* **PROBLEM TO SOLVE**
Output the material word for word. Leave each picture out.

* **RECORDS TO USE**
_ _ _ _ _ _ _

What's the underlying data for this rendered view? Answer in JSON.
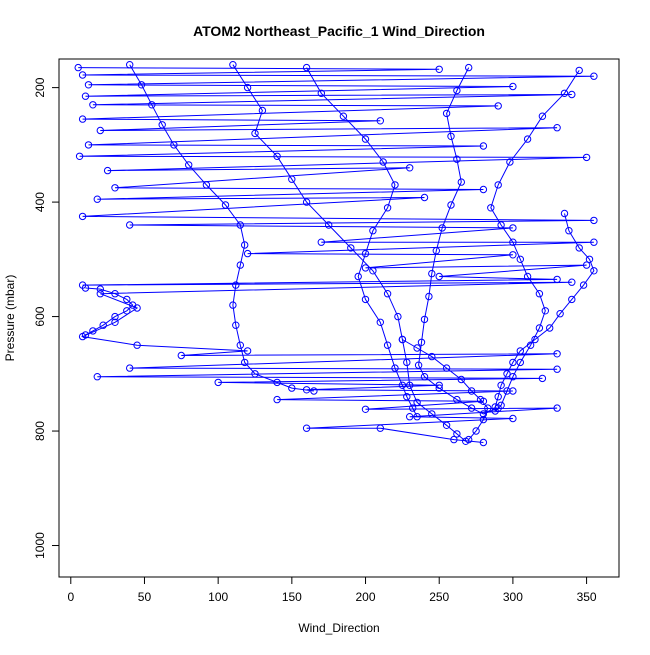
{
  "chart_data": {
    "type": "scatter",
    "title": "ATOM2 Northeast_Pacific_1 Wind_Direction",
    "xlabel": "Wind_Direction",
    "ylabel": "Pressure (mbar)",
    "xlim": [
      -8,
      372
    ],
    "ylim": [
      1055,
      150
    ],
    "y_inverted": true,
    "x_ticks": [
      0,
      50,
      100,
      150,
      200,
      250,
      300,
      350
    ],
    "y_ticks": [
      200,
      400,
      600,
      800,
      1000
    ],
    "grid": false,
    "legend": "none",
    "series": [
      {
        "color": "#0000ff",
        "marker": "open-circle",
        "connected": true,
        "points": [
          [
            5,
            165
          ],
          [
            250,
            168
          ],
          [
            8,
            178
          ],
          [
            355,
            180
          ],
          [
            12,
            195
          ],
          [
            300,
            198
          ],
          [
            10,
            215
          ],
          [
            340,
            212
          ],
          [
            15,
            230
          ],
          [
            290,
            232
          ],
          [
            8,
            255
          ],
          [
            210,
            258
          ],
          [
            20,
            275
          ],
          [
            330,
            270
          ],
          [
            12,
            300
          ],
          [
            280,
            302
          ],
          [
            6,
            320
          ],
          [
            350,
            322
          ],
          [
            25,
            345
          ],
          [
            230,
            340
          ],
          [
            30,
            375
          ],
          [
            280,
            378
          ],
          [
            18,
            395
          ],
          [
            240,
            392
          ],
          [
            8,
            425
          ],
          [
            355,
            432
          ],
          [
            40,
            440
          ],
          [
            300,
            445
          ],
          [
            170,
            470
          ],
          [
            355,
            470
          ],
          [
            120,
            490
          ],
          [
            300,
            492
          ],
          [
            200,
            515
          ],
          [
            350,
            510
          ],
          [
            250,
            530
          ],
          [
            330,
            535
          ],
          [
            8,
            545
          ],
          [
            340,
            540
          ],
          [
            20,
            560
          ],
          [
            45,
            585
          ],
          [
            30,
            610
          ],
          [
            8,
            635
          ],
          [
            45,
            650
          ],
          [
            120,
            660
          ],
          [
            75,
            668
          ],
          [
            330,
            665
          ],
          [
            40,
            690
          ],
          [
            330,
            692
          ],
          [
            18,
            705
          ],
          [
            320,
            708
          ],
          [
            100,
            715
          ],
          [
            250,
            720
          ],
          [
            160,
            728
          ],
          [
            300,
            730
          ],
          [
            140,
            745
          ],
          [
            280,
            748
          ],
          [
            200,
            762
          ],
          [
            330,
            760
          ],
          [
            230,
            775
          ],
          [
            300,
            778
          ],
          [
            160,
            795
          ],
          [
            210,
            795
          ],
          [
            260,
            815
          ],
          [
            280,
            820
          ]
        ]
      },
      {
        "color": "#0000ff",
        "marker": "open-circle",
        "connected": true,
        "points": [
          [
            110,
            160
          ],
          [
            120,
            200
          ],
          [
            130,
            240
          ],
          [
            125,
            280
          ],
          [
            140,
            320
          ],
          [
            150,
            360
          ],
          [
            160,
            400
          ],
          [
            175,
            440
          ],
          [
            190,
            480
          ],
          [
            205,
            520
          ],
          [
            215,
            560
          ],
          [
            222,
            600
          ],
          [
            225,
            640
          ],
          [
            228,
            680
          ],
          [
            230,
            720
          ],
          [
            235,
            750
          ],
          [
            245,
            770
          ],
          [
            255,
            790
          ],
          [
            262,
            805
          ],
          [
            268,
            818
          ]
        ]
      },
      {
        "color": "#0000ff",
        "marker": "open-circle",
        "connected": true,
        "points": [
          [
            270,
            165
          ],
          [
            262,
            205
          ],
          [
            255,
            245
          ],
          [
            258,
            285
          ],
          [
            262,
            325
          ],
          [
            265,
            365
          ],
          [
            258,
            405
          ],
          [
            252,
            445
          ],
          [
            248,
            485
          ],
          [
            245,
            525
          ],
          [
            243,
            565
          ],
          [
            240,
            605
          ],
          [
            238,
            645
          ],
          [
            236,
            685
          ],
          [
            240,
            705
          ],
          [
            250,
            725
          ],
          [
            262,
            745
          ],
          [
            272,
            760
          ],
          [
            280,
            770
          ],
          [
            290,
            760
          ]
        ]
      },
      {
        "color": "#0000ff",
        "marker": "open-circle",
        "connected": true,
        "points": [
          [
            345,
            170
          ],
          [
            335,
            210
          ],
          [
            320,
            250
          ],
          [
            310,
            290
          ],
          [
            298,
            330
          ],
          [
            290,
            370
          ],
          [
            285,
            410
          ],
          [
            292,
            440
          ],
          [
            300,
            470
          ],
          [
            305,
            500
          ],
          [
            310,
            530
          ],
          [
            318,
            560
          ],
          [
            322,
            590
          ],
          [
            318,
            620
          ],
          [
            312,
            650
          ],
          [
            305,
            680
          ],
          [
            300,
            705
          ],
          [
            296,
            730
          ],
          [
            292,
            755
          ],
          [
            288,
            765
          ]
        ]
      },
      {
        "color": "#0000ff",
        "marker": "open-circle",
        "connected": true,
        "points": [
          [
            160,
            165
          ],
          [
            170,
            210
          ],
          [
            185,
            250
          ],
          [
            200,
            290
          ],
          [
            212,
            330
          ],
          [
            220,
            370
          ],
          [
            215,
            410
          ],
          [
            205,
            450
          ],
          [
            200,
            490
          ],
          [
            195,
            530
          ],
          [
            200,
            570
          ],
          [
            210,
            610
          ],
          [
            215,
            650
          ],
          [
            220,
            690
          ],
          [
            225,
            720
          ],
          [
            228,
            740
          ],
          [
            232,
            760
          ],
          [
            235,
            775
          ]
        ]
      },
      {
        "color": "#0000ff",
        "marker": "open-circle",
        "connected": true,
        "points": [
          [
            40,
            160
          ],
          [
            48,
            195
          ],
          [
            55,
            230
          ],
          [
            62,
            265
          ],
          [
            70,
            300
          ],
          [
            80,
            335
          ],
          [
            92,
            370
          ],
          [
            105,
            405
          ],
          [
            115,
            440
          ],
          [
            118,
            475
          ],
          [
            115,
            510
          ],
          [
            112,
            545
          ],
          [
            110,
            580
          ],
          [
            112,
            615
          ],
          [
            115,
            650
          ],
          [
            118,
            680
          ],
          [
            125,
            700
          ],
          [
            140,
            715
          ],
          [
            150,
            725
          ],
          [
            165,
            730
          ]
        ]
      },
      {
        "color": "#0000ff",
        "marker": "open-circle",
        "connected": true,
        "points": [
          [
            335,
            420
          ],
          [
            338,
            450
          ],
          [
            345,
            480
          ],
          [
            352,
            500
          ],
          [
            355,
            520
          ],
          [
            348,
            545
          ],
          [
            340,
            570
          ],
          [
            332,
            595
          ],
          [
            325,
            620
          ],
          [
            315,
            640
          ],
          [
            305,
            660
          ],
          [
            300,
            680
          ],
          [
            296,
            700
          ],
          [
            292,
            720
          ],
          [
            290,
            740
          ],
          [
            288,
            758
          ]
        ]
      },
      {
        "color": "#0000ff",
        "marker": "open-circle",
        "connected": true,
        "points": [
          [
            10,
            550
          ],
          [
            20,
            552
          ],
          [
            30,
            560
          ],
          [
            38,
            570
          ],
          [
            42,
            580
          ],
          [
            38,
            590
          ],
          [
            30,
            600
          ],
          [
            22,
            615
          ],
          [
            15,
            625
          ],
          [
            10,
            632
          ]
        ]
      },
      {
        "color": "#0000ff",
        "marker": "open-circle",
        "connected": true,
        "points": [
          [
            225,
            640
          ],
          [
            235,
            655
          ],
          [
            245,
            670
          ],
          [
            255,
            690
          ],
          [
            265,
            710
          ],
          [
            272,
            730
          ],
          [
            278,
            745
          ],
          [
            283,
            760
          ],
          [
            280,
            780
          ],
          [
            275,
            800
          ],
          [
            270,
            815
          ]
        ]
      }
    ]
  }
}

_ _ _ _ _ _ _

* **FINISHED EXERCISE**
What's the underlying data for this rendered view? Answer in JSON.
{
  "chart_data": {
    "type": "scatter",
    "title": "ATOM2 Northeast_Pacific_1 Wind_Direction",
    "xlabel": "Wind_Direction",
    "ylabel": "Pressure (mbar)",
    "xlim": [
      -8,
      372
    ],
    "ylim": [
      1055,
      150
    ],
    "y_inverted": true,
    "x_ticks": [
      0,
      50,
      100,
      150,
      200,
      250,
      300,
      350
    ],
    "y_ticks": [
      200,
      400,
      600,
      800,
      1000
    ],
    "grid": false,
    "legend": "none",
    "series": [
      {
        "color": "#0000ff",
        "marker": "open-circle",
        "connected": true,
        "points": [
          [
            5,
            165
          ],
          [
            250,
            168
          ],
          [
            8,
            178
          ],
          [
            355,
            180
          ],
          [
            12,
            195
          ],
          [
            300,
            198
          ],
          [
            10,
            215
          ],
          [
            340,
            212
          ],
          [
            15,
            230
          ],
          [
            290,
            232
          ],
          [
            8,
            255
          ],
          [
            210,
            258
          ],
          [
            20,
            275
          ],
          [
            330,
            270
          ],
          [
            12,
            300
          ],
          [
            280,
            302
          ],
          [
            6,
            320
          ],
          [
            350,
            322
          ],
          [
            25,
            345
          ],
          [
            230,
            340
          ],
          [
            30,
            375
          ],
          [
            280,
            378
          ],
          [
            18,
            395
          ],
          [
            240,
            392
          ],
          [
            8,
            425
          ],
          [
            355,
            432
          ],
          [
            40,
            440
          ],
          [
            300,
            445
          ],
          [
            170,
            470
          ],
          [
            355,
            470
          ],
          [
            120,
            490
          ],
          [
            300,
            492
          ],
          [
            200,
            515
          ],
          [
            350,
            510
          ],
          [
            250,
            530
          ],
          [
            330,
            535
          ],
          [
            8,
            545
          ],
          [
            340,
            540
          ],
          [
            20,
            560
          ],
          [
            45,
            585
          ],
          [
            30,
            610
          ],
          [
            8,
            635
          ],
          [
            45,
            650
          ],
          [
            120,
            660
          ],
          [
            75,
            668
          ],
          [
            330,
            665
          ],
          [
            40,
            690
          ],
          [
            330,
            692
          ],
          [
            18,
            705
          ],
          [
            320,
            708
          ],
          [
            100,
            715
          ],
          [
            250,
            720
          ],
          [
            160,
            728
          ],
          [
            300,
            730
          ],
          [
            140,
            745
          ],
          [
            280,
            748
          ],
          [
            200,
            762
          ],
          [
            330,
            760
          ],
          [
            230,
            775
          ],
          [
            300,
            778
          ],
          [
            160,
            795
          ],
          [
            210,
            795
          ],
          [
            260,
            815
          ],
          [
            280,
            820
          ]
        ]
      },
      {
        "color": "#0000ff",
        "marker": "open-circle",
        "connected": true,
        "points": [
          [
            110,
            160
          ],
          [
            120,
            200
          ],
          [
            130,
            240
          ],
          [
            125,
            280
          ],
          [
            140,
            320
          ],
          [
            150,
            360
          ],
          [
            160,
            400
          ],
          [
            175,
            440
          ],
          [
            190,
            480
          ],
          [
            205,
            520
          ],
          [
            215,
            560
          ],
          [
            222,
            600
          ],
          [
            225,
            640
          ],
          [
            228,
            680
          ],
          [
            230,
            720
          ],
          [
            235,
            750
          ],
          [
            245,
            770
          ],
          [
            255,
            790
          ],
          [
            262,
            805
          ],
          [
            268,
            818
          ]
        ]
      },
      {
        "color": "#0000ff",
        "marker": "open-circle",
        "connected": true,
        "points": [
          [
            270,
            165
          ],
          [
            262,
            205
          ],
          [
            255,
            245
          ],
          [
            258,
            285
          ],
          [
            262,
            325
          ],
          [
            265,
            365
          ],
          [
            258,
            405
          ],
          [
            252,
            445
          ],
          [
            248,
            485
          ],
          [
            245,
            525
          ],
          [
            243,
            565
          ],
          [
            240,
            605
          ],
          [
            238,
            645
          ],
          [
            236,
            685
          ],
          [
            240,
            705
          ],
          [
            250,
            725
          ],
          [
            262,
            745
          ],
          [
            272,
            760
          ],
          [
            280,
            770
          ],
          [
            290,
            760
          ]
        ]
      },
      {
        "color": "#0000ff",
        "marker": "open-circle",
        "connected": true,
        "points": [
          [
            345,
            170
          ],
          [
            335,
            210
          ],
          [
            320,
            250
          ],
          [
            310,
            290
          ],
          [
            298,
            330
          ],
          [
            290,
            370
          ],
          [
            285,
            410
          ],
          [
            292,
            440
          ],
          [
            300,
            470
          ],
          [
            305,
            500
          ],
          [
            310,
            530
          ],
          [
            318,
            560
          ],
          [
            322,
            590
          ],
          [
            318,
            620
          ],
          [
            312,
            650
          ],
          [
            305,
            680
          ],
          [
            300,
            705
          ],
          [
            296,
            730
          ],
          [
            292,
            755
          ],
          [
            288,
            765
          ]
        ]
      },
      {
        "color": "#0000ff",
        "marker": "open-circle",
        "connected": true,
        "points": [
          [
            160,
            165
          ],
          [
            170,
            210
          ],
          [
            185,
            250
          ],
          [
            200,
            290
          ],
          [
            212,
            330
          ],
          [
            220,
            370
          ],
          [
            215,
            410
          ],
          [
            205,
            450
          ],
          [
            200,
            490
          ],
          [
            195,
            530
          ],
          [
            200,
            570
          ],
          [
            210,
            610
          ],
          [
            215,
            650
          ],
          [
            220,
            690
          ],
          [
            225,
            720
          ],
          [
            228,
            740
          ],
          [
            232,
            760
          ],
          [
            235,
            775
          ]
        ]
      },
      {
        "color": "#0000ff",
        "marker": "open-circle",
        "connected": true,
        "points": [
          [
            40,
            160
          ],
          [
            48,
            195
          ],
          [
            55,
            230
          ],
          [
            62,
            265
          ],
          [
            70,
            300
          ],
          [
            80,
            335
          ],
          [
            92,
            370
          ],
          [
            105,
            405
          ],
          [
            115,
            440
          ],
          [
            118,
            475
          ],
          [
            115,
            510
          ],
          [
            112,
            545
          ],
          [
            110,
            580
          ],
          [
            112,
            615
          ],
          [
            115,
            650
          ],
          [
            118,
            680
          ],
          [
            125,
            700
          ],
          [
            140,
            715
          ],
          [
            150,
            725
          ],
          [
            165,
            730
          ]
        ]
      },
      {
        "color": "#0000ff",
        "marker": "open-circle",
        "connected": true,
        "points": [
          [
            335,
            420
          ],
          [
            338,
            450
          ],
          [
            345,
            480
          ],
          [
            352,
            500
          ],
          [
            355,
            520
          ],
          [
            348,
            545
          ],
          [
            340,
            570
          ],
          [
            332,
            595
          ],
          [
            325,
            620
          ],
          [
            315,
            640
          ],
          [
            305,
            660
          ],
          [
            300,
            680
          ],
          [
            296,
            700
          ],
          [
            292,
            720
          ],
          [
            290,
            740
          ],
          [
            288,
            758
          ]
        ]
      },
      {
        "color": "#0000ff",
        "marker": "open-circle",
        "connected": true,
        "points": [
          [
            10,
            550
          ],
          [
            20,
            552
          ],
          [
            30,
            560
          ],
          [
            38,
            570
          ],
          [
            42,
            580
          ],
          [
            38,
            590
          ],
          [
            30,
            600
          ],
          [
            22,
            615
          ],
          [
            15,
            625
          ],
          [
            10,
            632
          ]
        ]
      },
      {
        "color": "#0000ff",
        "marker": "open-circle",
        "connected": true,
        "points": [
          [
            225,
            640
          ],
          [
            235,
            655
          ],
          [
            245,
            670
          ],
          [
            255,
            690
          ],
          [
            265,
            710
          ],
          [
            272,
            730
          ],
          [
            278,
            745
          ],
          [
            283,
            760
          ],
          [
            280,
            780
          ],
          [
            275,
            800
          ],
          [
            270,
            815
          ]
        ]
      }
    ]
  }
}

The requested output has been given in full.